►
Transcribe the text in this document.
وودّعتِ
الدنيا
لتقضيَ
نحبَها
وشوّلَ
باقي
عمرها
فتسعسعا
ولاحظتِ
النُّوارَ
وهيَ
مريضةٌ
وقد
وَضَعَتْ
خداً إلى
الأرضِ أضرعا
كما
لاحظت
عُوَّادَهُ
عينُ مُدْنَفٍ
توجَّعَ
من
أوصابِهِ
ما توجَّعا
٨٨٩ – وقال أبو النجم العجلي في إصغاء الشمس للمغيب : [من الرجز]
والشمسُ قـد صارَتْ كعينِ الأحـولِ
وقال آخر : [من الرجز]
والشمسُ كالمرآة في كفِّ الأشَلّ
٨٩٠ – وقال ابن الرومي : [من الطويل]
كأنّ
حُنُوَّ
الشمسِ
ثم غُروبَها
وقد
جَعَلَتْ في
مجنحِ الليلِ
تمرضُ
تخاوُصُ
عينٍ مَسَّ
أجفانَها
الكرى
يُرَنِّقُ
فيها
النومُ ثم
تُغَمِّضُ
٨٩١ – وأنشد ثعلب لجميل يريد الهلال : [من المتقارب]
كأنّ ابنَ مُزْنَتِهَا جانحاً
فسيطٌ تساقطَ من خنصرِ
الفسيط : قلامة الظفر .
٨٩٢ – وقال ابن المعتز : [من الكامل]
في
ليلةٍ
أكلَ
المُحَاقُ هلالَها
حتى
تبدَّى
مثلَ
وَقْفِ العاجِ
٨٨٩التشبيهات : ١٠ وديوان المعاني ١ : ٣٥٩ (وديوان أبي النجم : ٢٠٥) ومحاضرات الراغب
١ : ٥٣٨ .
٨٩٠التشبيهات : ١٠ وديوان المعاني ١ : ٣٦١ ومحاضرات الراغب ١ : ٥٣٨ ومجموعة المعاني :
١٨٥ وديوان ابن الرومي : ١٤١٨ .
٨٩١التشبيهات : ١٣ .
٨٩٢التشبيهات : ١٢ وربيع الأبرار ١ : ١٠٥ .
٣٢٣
◄
Gather every line from the listing above in which "الرومي" appears, and copy those lines.

٨٩٠ – وقال ابن الرومي : [من الطويل]
١٨٥ وديوان ابن الرومي : ١٤١٨ .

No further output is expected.